STORED ROWS:

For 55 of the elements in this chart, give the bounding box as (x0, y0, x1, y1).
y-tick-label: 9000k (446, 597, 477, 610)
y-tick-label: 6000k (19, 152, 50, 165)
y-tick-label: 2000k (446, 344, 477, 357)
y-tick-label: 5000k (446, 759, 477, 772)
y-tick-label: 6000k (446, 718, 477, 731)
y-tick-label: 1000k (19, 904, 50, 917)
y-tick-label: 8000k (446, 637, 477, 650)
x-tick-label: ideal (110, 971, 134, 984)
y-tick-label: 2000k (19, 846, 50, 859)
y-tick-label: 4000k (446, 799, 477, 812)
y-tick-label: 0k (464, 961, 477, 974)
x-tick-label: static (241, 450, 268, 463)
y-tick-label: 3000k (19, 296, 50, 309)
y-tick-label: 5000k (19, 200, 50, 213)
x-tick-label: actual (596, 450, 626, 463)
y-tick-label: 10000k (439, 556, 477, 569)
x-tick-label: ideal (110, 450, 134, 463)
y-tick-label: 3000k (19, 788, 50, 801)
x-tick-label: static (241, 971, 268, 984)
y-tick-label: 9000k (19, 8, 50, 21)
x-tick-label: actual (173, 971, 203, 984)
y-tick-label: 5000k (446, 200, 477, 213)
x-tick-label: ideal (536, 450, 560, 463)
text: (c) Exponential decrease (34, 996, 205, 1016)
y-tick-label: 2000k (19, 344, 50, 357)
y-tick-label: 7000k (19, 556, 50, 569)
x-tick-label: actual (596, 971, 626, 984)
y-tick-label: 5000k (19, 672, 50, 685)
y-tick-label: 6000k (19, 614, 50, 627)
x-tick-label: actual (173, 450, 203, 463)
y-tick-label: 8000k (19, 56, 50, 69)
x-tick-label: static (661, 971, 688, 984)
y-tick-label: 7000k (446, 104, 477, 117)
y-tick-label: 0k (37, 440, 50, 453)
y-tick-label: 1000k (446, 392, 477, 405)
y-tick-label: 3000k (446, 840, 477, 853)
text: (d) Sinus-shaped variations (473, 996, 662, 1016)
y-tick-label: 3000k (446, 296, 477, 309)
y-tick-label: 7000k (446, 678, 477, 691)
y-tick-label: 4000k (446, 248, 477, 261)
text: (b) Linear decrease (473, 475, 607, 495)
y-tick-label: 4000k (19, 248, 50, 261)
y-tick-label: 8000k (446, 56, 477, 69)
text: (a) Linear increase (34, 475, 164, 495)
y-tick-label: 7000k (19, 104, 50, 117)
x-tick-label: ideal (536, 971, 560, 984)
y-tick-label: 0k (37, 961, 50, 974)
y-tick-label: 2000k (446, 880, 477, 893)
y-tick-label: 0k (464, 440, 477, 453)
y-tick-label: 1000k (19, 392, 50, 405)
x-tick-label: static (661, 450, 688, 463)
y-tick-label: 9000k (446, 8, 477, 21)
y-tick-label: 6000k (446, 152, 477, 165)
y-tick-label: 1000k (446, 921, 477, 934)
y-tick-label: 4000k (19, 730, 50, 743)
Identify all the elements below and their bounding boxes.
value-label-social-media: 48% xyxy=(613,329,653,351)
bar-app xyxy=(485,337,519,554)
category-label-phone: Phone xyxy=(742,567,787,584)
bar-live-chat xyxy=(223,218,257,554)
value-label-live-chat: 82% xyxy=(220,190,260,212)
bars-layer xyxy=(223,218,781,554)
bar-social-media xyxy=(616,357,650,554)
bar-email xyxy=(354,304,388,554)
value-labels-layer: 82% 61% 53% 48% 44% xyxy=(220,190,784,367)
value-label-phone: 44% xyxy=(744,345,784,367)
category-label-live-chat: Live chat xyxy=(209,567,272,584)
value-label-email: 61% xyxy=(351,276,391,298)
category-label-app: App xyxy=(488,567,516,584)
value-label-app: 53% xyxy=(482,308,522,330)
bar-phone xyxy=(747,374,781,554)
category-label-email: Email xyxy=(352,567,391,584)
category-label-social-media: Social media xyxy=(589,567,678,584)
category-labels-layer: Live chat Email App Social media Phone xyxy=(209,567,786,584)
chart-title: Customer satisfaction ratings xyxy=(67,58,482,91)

EXERCISE INSTRUCTIONS: Reproduce every line of the records above, unchanged and character for character.

ANSWER IN FULL:
For 55 of the elements in this chart, give the bounding box as (x0, y0, x1, y1).
y-tick-label: 9000k (446, 597, 477, 610)
y-tick-label: 6000k (19, 152, 50, 165)
y-tick-label: 2000k (446, 344, 477, 357)
y-tick-label: 5000k (446, 759, 477, 772)
y-tick-label: 6000k (446, 718, 477, 731)
y-tick-label: 1000k (19, 904, 50, 917)
y-tick-label: 8000k (446, 637, 477, 650)
x-tick-label: ideal (110, 971, 134, 984)
y-tick-label: 2000k (19, 846, 50, 859)
y-tick-label: 4000k (446, 799, 477, 812)
y-tick-label: 0k (464, 961, 477, 974)
x-tick-label: static (241, 450, 268, 463)
y-tick-label: 3000k (19, 296, 50, 309)
y-tick-label: 5000k (19, 200, 50, 213)
x-tick-label: actual (596, 450, 626, 463)
y-tick-label: 10000k (439, 556, 477, 569)
x-tick-label: ideal (110, 450, 134, 463)
y-tick-label: 3000k (19, 788, 50, 801)
x-tick-label: static (241, 971, 268, 984)
y-tick-label: 9000k (19, 8, 50, 21)
x-tick-label: actual (173, 971, 203, 984)
y-tick-label: 5000k (446, 200, 477, 213)
x-tick-label: ideal (536, 450, 560, 463)
text: (c) Exponential decrease (34, 996, 205, 1016)
y-tick-label: 2000k (19, 344, 50, 357)
y-tick-label: 7000k (19, 556, 50, 569)
x-tick-label: actual (596, 971, 626, 984)
y-tick-label: 5000k (19, 672, 50, 685)
y-tick-label: 6000k (19, 614, 50, 627)
x-tick-label: actual (173, 450, 203, 463)
y-tick-label: 8000k (19, 56, 50, 69)
x-tick-label: static (661, 971, 688, 984)
y-tick-label: 7000k (446, 104, 477, 117)
y-tick-label: 0k (37, 440, 50, 453)
y-tick-label: 1000k (446, 392, 477, 405)
y-tick-label: 3000k (446, 840, 477, 853)
text: (d) Sinus-shaped variations (473, 996, 662, 1016)
y-tick-label: 3000k (446, 296, 477, 309)
y-tick-label: 7000k (446, 678, 477, 691)
y-tick-label: 4000k (446, 248, 477, 261)
text: (b) Linear decrease (473, 475, 607, 495)
y-tick-label: 4000k (19, 248, 50, 261)
y-tick-label: 8000k (446, 56, 477, 69)
text: (a) Linear increase (34, 475, 164, 495)
y-tick-label: 7000k (19, 104, 50, 117)
x-tick-label: ideal (536, 971, 560, 984)
y-tick-label: 0k (37, 961, 50, 974)
y-tick-label: 2000k (446, 880, 477, 893)
y-tick-label: 0k (464, 440, 477, 453)
y-tick-label: 1000k (19, 392, 50, 405)
x-tick-label: static (661, 450, 688, 463)
y-tick-label: 9000k (446, 8, 477, 21)
y-tick-label: 6000k (446, 152, 477, 165)
y-tick-label: 1000k (446, 921, 477, 934)
y-tick-label: 4000k (19, 730, 50, 743)
Identify all the elements below and their bounding boxes.
value-label-social-media: 48% xyxy=(613,329,653,351)
bar-app xyxy=(485,337,519,554)
category-label-phone: Phone xyxy=(742,567,787,584)
bar-live-chat xyxy=(223,218,257,554)
value-label-live-chat: 82% xyxy=(220,190,260,212)
bars-layer xyxy=(223,218,781,554)
bar-social-media xyxy=(616,357,650,554)
bar-email xyxy=(354,304,388,554)
value-labels-layer: 82% 61% 53% 48% 44% xyxy=(220,190,784,367)
value-label-phone: 44% xyxy=(744,345,784,367)
category-label-live-chat: Live chat xyxy=(209,567,272,584)
value-label-email: 61% xyxy=(351,276,391,298)
category-label-app: App xyxy=(488,567,516,584)
value-label-app: 53% xyxy=(482,308,522,330)
bar-phone xyxy=(747,374,781,554)
category-label-email: Email xyxy=(352,567,391,584)
category-label-social-media: Social media xyxy=(589,567,678,584)
category-labels-layer: Live chat Email App Social media Phone xyxy=(209,567,786,584)
chart-title: Customer satisfaction ratings xyxy=(67,58,482,91)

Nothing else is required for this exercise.